* **Problem to solve**
Pictures do not belong in the copy; quote every entry below exactly.

* **Available records**
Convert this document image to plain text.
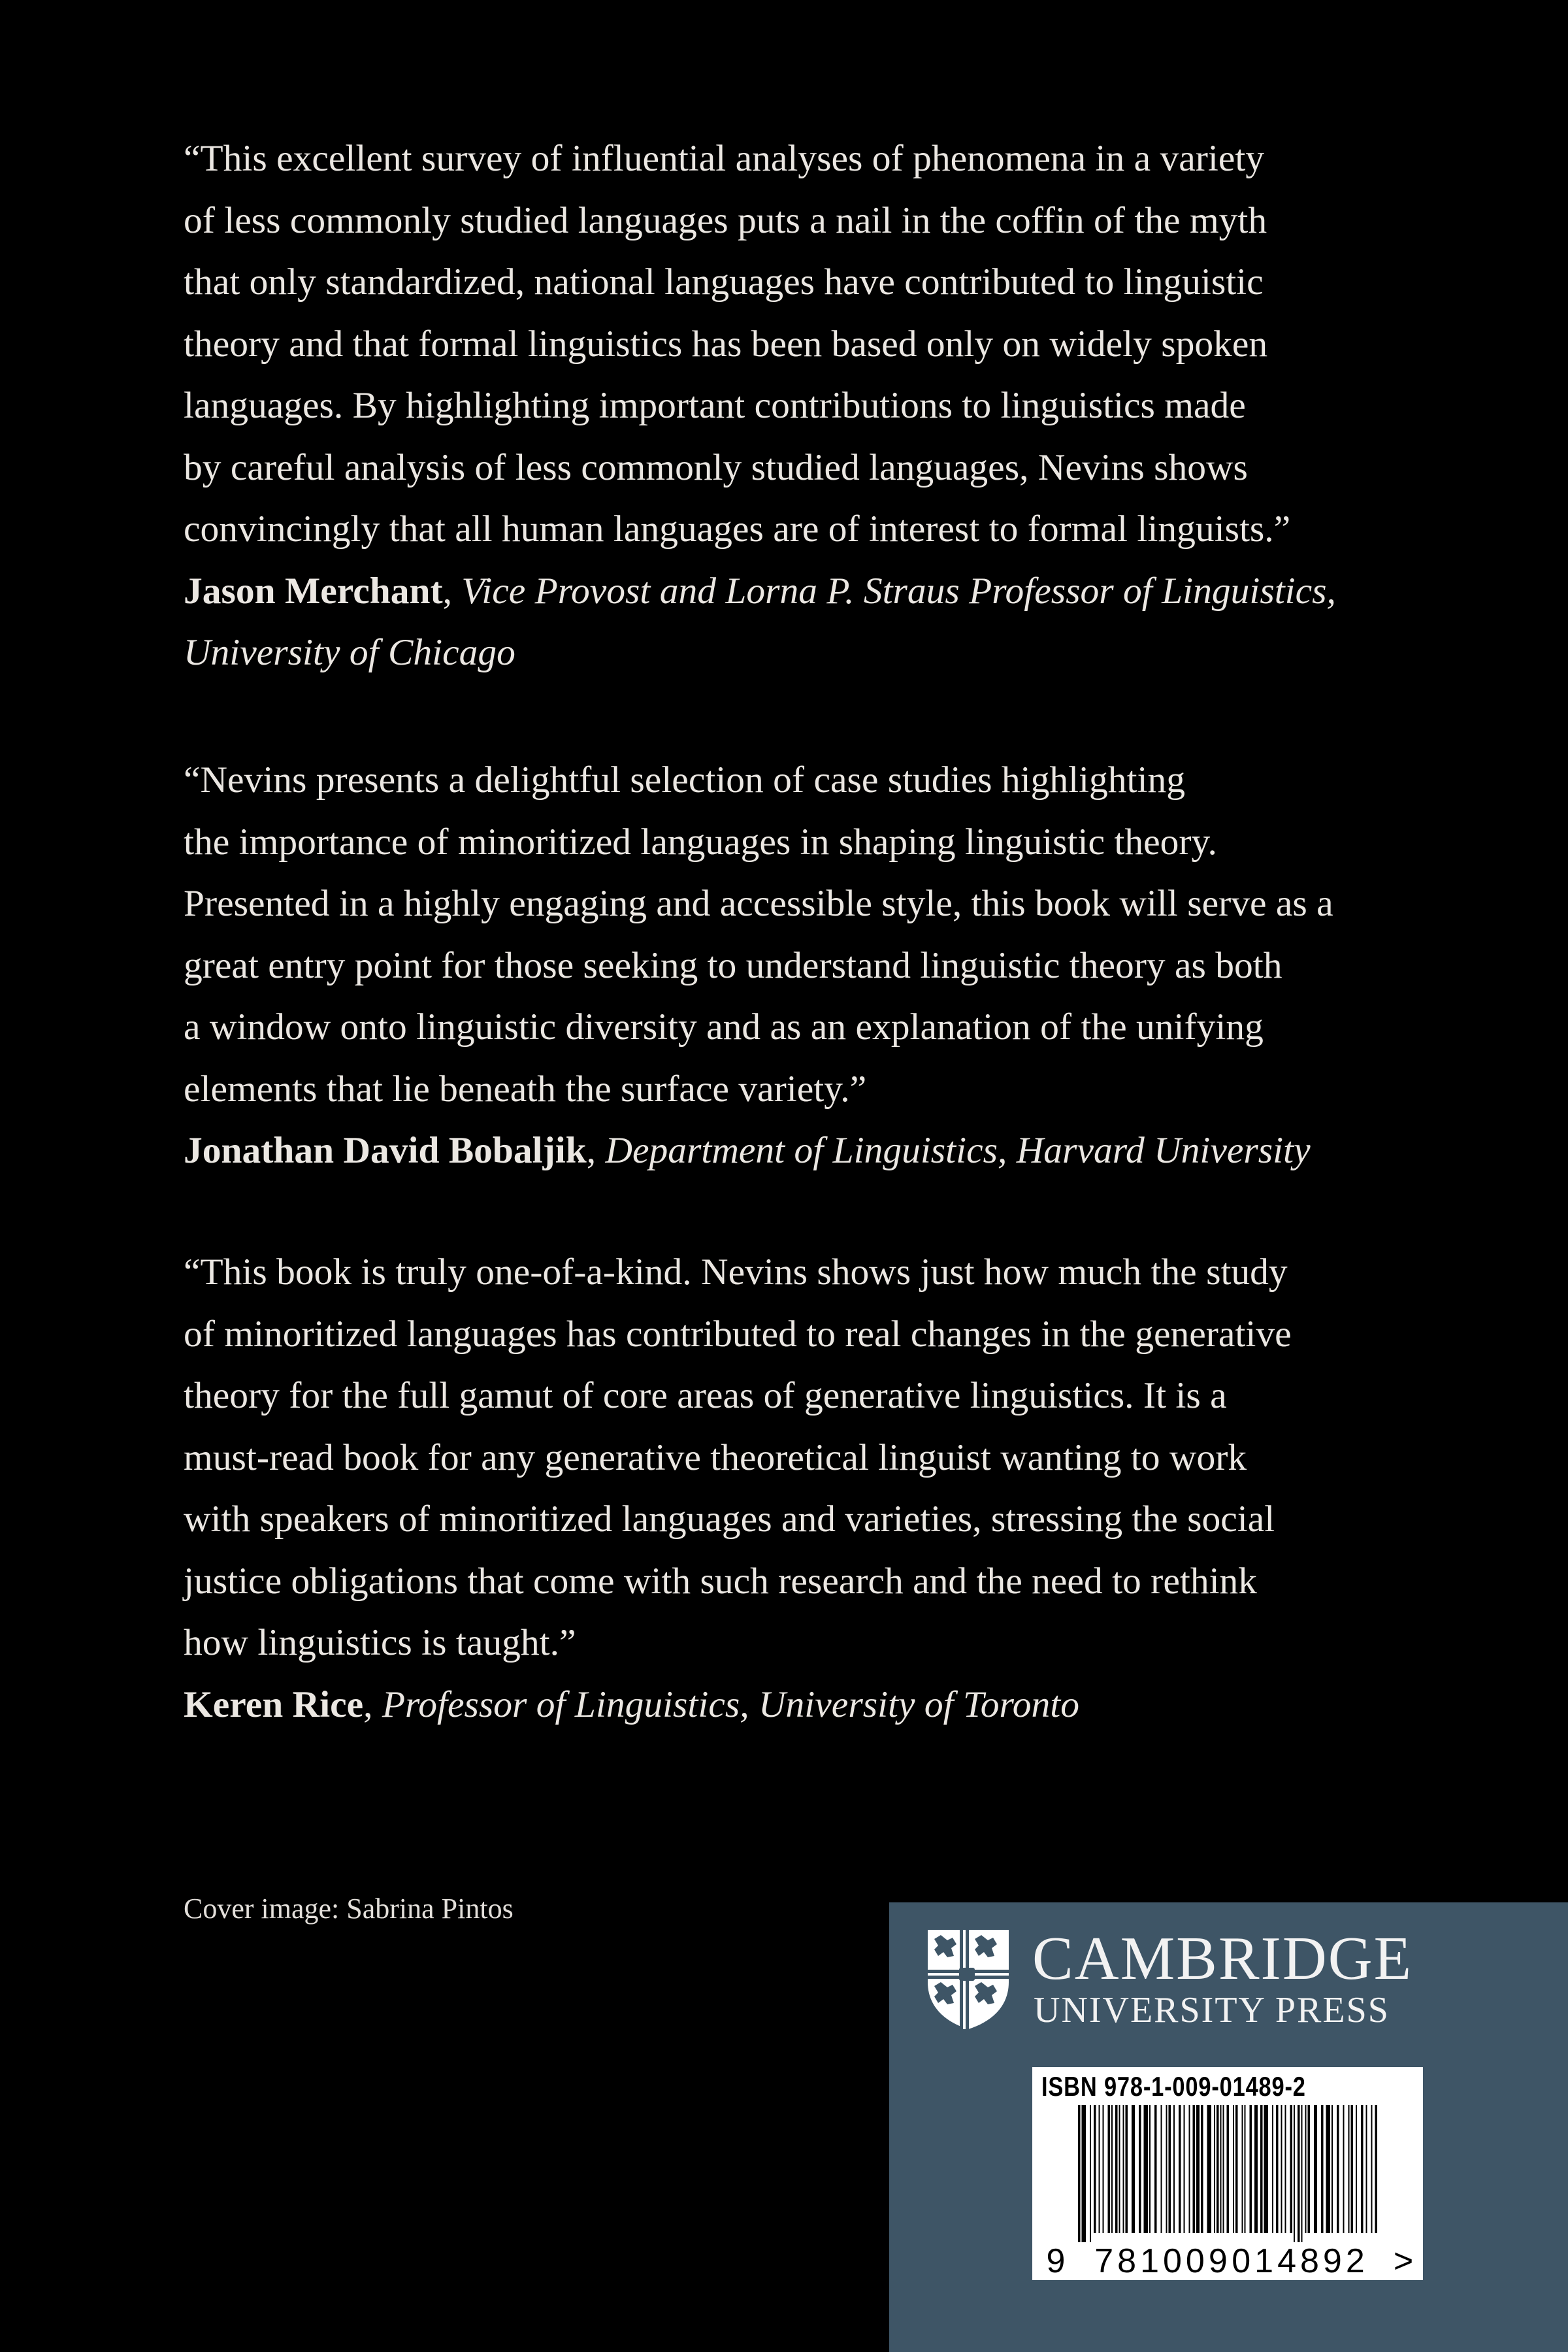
“This excellent survey of influential analyses of phenomena in a variety
of less commonly studied languages puts a nail in the coffin of the myth
that only standardized, national languages have contributed to linguistic
theory and that formal linguistics has been based only on widely spoken
languages. By highlighting important contributions to linguistics made
by careful analysis of less commonly studied languages, Nevins shows
convincingly that all human languages are of interest to formal linguists.”
Jason Merchant, Vice Provost and Lorna P. Straus Professor of Linguistics,
University of Chicago
“Nevins presents a delightful selection of case studies highlighting
the importance of minoritized languages in shaping linguistic theory.
Presented in a highly engaging and accessible style, this book will serve as a
great entry point for those seeking to understand linguistic theory as both
a window onto linguistic diversity and as an explanation of the unifying
elements that lie beneath the surface variety.”
Jonathan David Bobaljik, Department of Linguistics, Harvard University
“This book is truly one-of-a-kind. Nevins shows just how much the study
of minoritized languages has contributed to real changes in the generative
theory for the full gamut of core areas of generative linguistics. It is a
must-read book for any generative theoretical linguist wanting to work
with speakers of minoritized languages and varieties, stressing the social
justice obligations that come with such research and the need to rethink
how linguistics is taught.”
Keren Rice, Professor of Linguistics, University of Toronto
Cover image: Sabrina Pintos
CAMBRIDGE
UNIVERSITY PRESS
ISBN 978-1-009-01489-2
9 781009 014892 >
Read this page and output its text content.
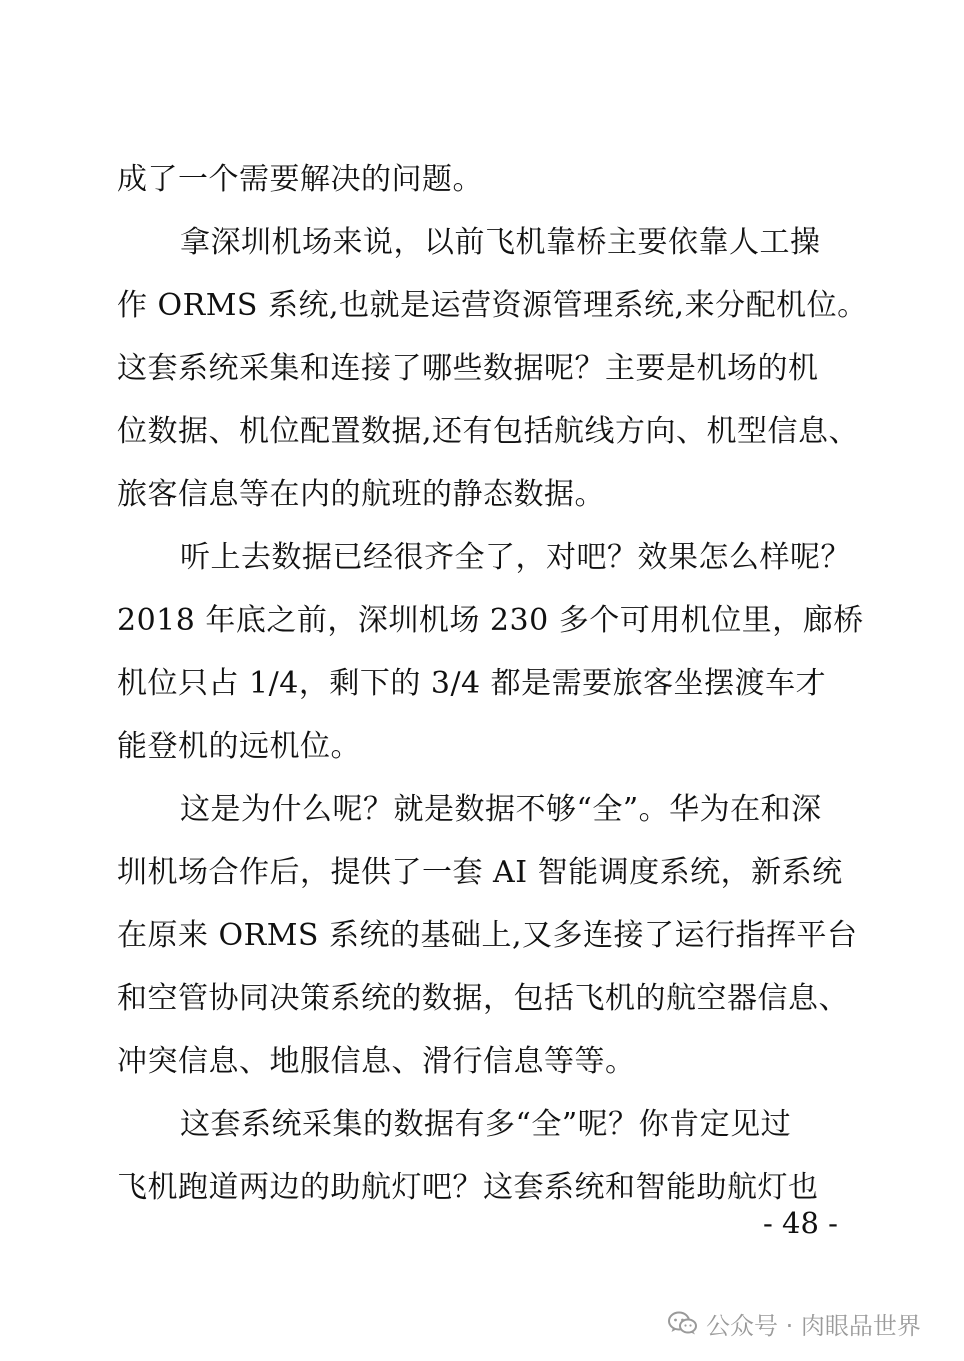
成了一个需要解决的问题。
拿深圳机场来说，以前飞机靠桥主要依靠人工操
作 ORMS 系统,也就是运营资源管理系统,来分配机位。
这套系统采集和连接了哪些数据呢？主要是机场的机
位数据、机位配置数据,还有包括航线方向、机型信息、
旅客信息等在内的航班的静态数据。
听上去数据已经很齐全了，对吧？效果怎么样呢？
2018 年底之前，深圳机场 230 多个可用机位里，廊桥
机位只占 1/4，剩下的 3/4 都是需要旅客坐摆渡车才
能登机的远机位。
这是为什么呢？就是数据不够“全”。华为在和深
圳机场合作后，提供了一套 AI 智能调度系统，新系统
在原来 ORMS 系统的基础上,又多连接了运行指挥平台
和空管协同决策系统的数据，包括飞机的航空器信息、
冲突信息、地服信息、滑行信息等等。
这套系统采集的数据有多“全”呢？你肯定见过
飞机跑道两边的助航灯吧？这套系统和智能助航灯也
- 48 -
公众号 · 肉眼品世界
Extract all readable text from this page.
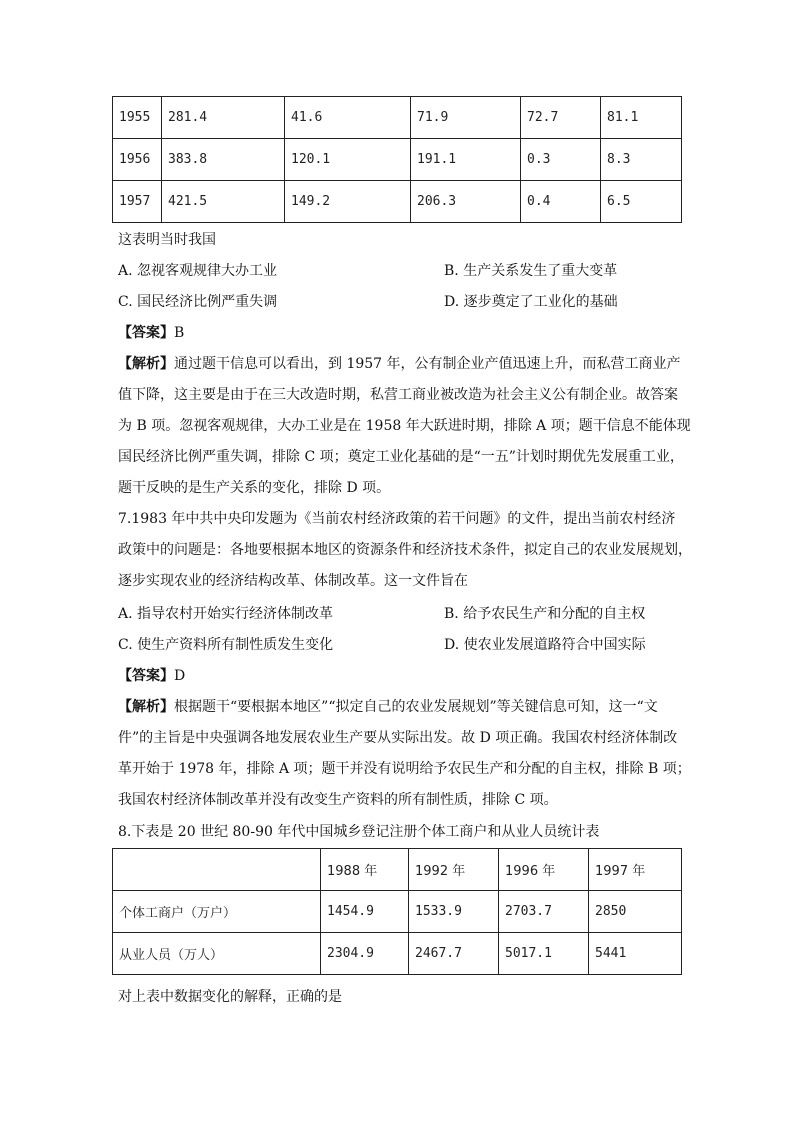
1955	281.4	41.6	71.9	72.7	81.1
1956	383.8	120.1	191.1	0.3	8.3
1957	421.5	149.2	206.3	0.4	6.5
这表明当时我国
A. 忽视客观规律大办工业	B. 生产关系发生了重大变革
C. 国民经济比例严重失调	D. 逐步奠定了工业化的基础
【答案】B
【解析】通过题干信息可以看出，到 1957 年，公有制企业产值迅速上升，而私营工商业产
值下降，这主要是由于在三大改造时期，私营工商业被改造为社会主义公有制企业。故答案
为 B 项。忽视客观规律，大办工业是在 1958 年大跃进时期，排除 A 项；题干信息不能体现
国民经济比例严重失调，排除 C 项；奠定工业化基础的是“一五”计划时期优先发展重工业，
题干反映的是生产关系的变化，排除 D 项。
7.1983 年中共中央印发题为《当前农村经济政策的若干问题》的文件，提出当前农村经济
政策中的问题是：各地要根据本地区的资源条件和经济技术条件，拟定自己的农业发展规划，
逐步实现农业的经济结构改革、体制改革。这一文件旨在
A. 指导农村开始实行经济体制改革	B. 给予农民生产和分配的自主权
C. 使生产资料所有制性质发生变化	D. 使农业发展道路符合中国实际
【答案】D
【解析】根据题干“要根据本地区”“拟定自己的农业发展规划”等关键信息可知，这一“文
件”的主旨是中央强调各地发展农业生产要从实际出发。故 D 项正确。我国农村经济体制改
革开始于 1978 年，排除 A 项；题干并没有说明给予农民生产和分配的自主权，排除 B 项；
我国农村经济体制改革并没有改变生产资料的所有制性质，排除 C 项。
8.下表是 20 世纪 80-90 年代中国城乡登记注册个体工商户和从业人员统计表
	1988 年	1992 年	1996 年	1997 年
个体工商户（万户）	1454.9	1533.9	2703.7	2850
从业人员（万人）	2304.9	2467.7	5017.1	5441
对上表中数据变化的解释，正确的是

* **Complete answer**
Convert this document image to plain text.
“This excellent survey of influential analyses of phenomena in a variety
of less commonly studied languages puts a nail in the coffin of the myth
that only standardized, national languages have contributed to linguistic
theory and that formal linguistics has been based only on widely spoken
languages. By highlighting important contributions to linguistics made
by careful analysis of less commonly studied languages, Nevins shows
convincingly that all human languages are of interest to formal linguists.”
Jason Merchant, Vice Provost and Lorna P. Straus Professor of Linguistics,
University of Chicago
“Nevins presents a delightful selection of case studies highlighting
the importance of minoritized languages in shaping linguistic theory.
Presented in a highly engaging and accessible style, this book will serve as a
great entry point for those seeking to understand linguistic theory as both
a window onto linguistic diversity and as an explanation of the unifying
elements that lie beneath the surface variety.”
Jonathan David Bobaljik, Department of Linguistics, Harvard University
“This book is truly one-of-a-kind. Nevins shows just how much the study
of minoritized languages has contributed to real changes in the generative
theory for the full gamut of core areas of generative linguistics. It is a
must-read book for any generative theoretical linguist wanting to work
with speakers of minoritized languages and varieties, stressing the social
justice obligations that come with such research and the need to rethink
how linguistics is taught.”
Keren Rice, Professor of Linguistics, University of Toronto
Cover image: Sabrina Pintos
CAMBRIDGE
UNIVERSITY PRESS
ISBN 978-1-009-01489-2
9 781009 014892 >
Read this page and output its text content.
成了一个需要解决的问题。
拿深圳机场来说，以前飞机靠桥主要依靠人工操
作 ORMS 系统,也就是运营资源管理系统,来分配机位。
这套系统采集和连接了哪些数据呢？主要是机场的机
位数据、机位配置数据,还有包括航线方向、机型信息、
旅客信息等在内的航班的静态数据。
听上去数据已经很齐全了，对吧？效果怎么样呢？
2018 年底之前，深圳机场 230 多个可用机位里，廊桥
机位只占 1/4，剩下的 3/4 都是需要旅客坐摆渡车才
能登机的远机位。
这是为什么呢？就是数据不够“全”。华为在和深
圳机场合作后，提供了一套 AI 智能调度系统，新系统
在原来 ORMS 系统的基础上,又多连接了运行指挥平台
和空管协同决策系统的数据，包括飞机的航空器信息、
冲突信息、地服信息、滑行信息等等。
这套系统采集的数据有多“全”呢？你肯定见过
飞机跑道两边的助航灯吧？这套系统和智能助航灯也
- 48 -
公众号 · 肉眼品世界
Extract all readable text from this page.
1955	281.4	41.6	71.9	72.7	81.1
1956	383.8	120.1	191.1	0.3	8.3
1957	421.5	149.2	206.3	0.4	6.5
这表明当时我国
A. 忽视客观规律大办工业	B. 生产关系发生了重大变革
C. 国民经济比例严重失调	D. 逐步奠定了工业化的基础
【答案】B
【解析】通过题干信息可以看出，到 1957 年，公有制企业产值迅速上升，而私营工商业产
值下降，这主要是由于在三大改造时期，私营工商业被改造为社会主义公有制企业。故答案
为 B 项。忽视客观规律，大办工业是在 1958 年大跃进时期，排除 A 项；题干信息不能体现
国民经济比例严重失调，排除 C 项；奠定工业化基础的是“一五”计划时期优先发展重工业，
题干反映的是生产关系的变化，排除 D 项。
7.1983 年中共中央印发题为《当前农村经济政策的若干问题》的文件，提出当前农村经济
政策中的问题是：各地要根据本地区的资源条件和经济技术条件，拟定自己的农业发展规划，
逐步实现农业的经济结构改革、体制改革。这一文件旨在
A. 指导农村开始实行经济体制改革	B. 给予农民生产和分配的自主权
C. 使生产资料所有制性质发生变化	D. 使农业发展道路符合中国实际
【答案】D
【解析】根据题干“要根据本地区”“拟定自己的农业发展规划”等关键信息可知，这一“文
件”的主旨是中央强调各地发展农业生产要从实际出发。故 D 项正确。我国农村经济体制改
革开始于 1978 年，排除 A 项；题干并没有说明给予农民生产和分配的自主权，排除 B 项；
我国农村经济体制改革并没有改变生产资料的所有制性质，排除 C 项。
8.下表是 20 世纪 80-90 年代中国城乡登记注册个体工商户和从业人员统计表
	1988 年	1992 年	1996 年	1997 年
个体工商户（万户）	1454.9	1533.9	2703.7	2850
从业人员（万人）	2304.9	2467.7	5017.1	5441
对上表中数据变化的解释，正确的是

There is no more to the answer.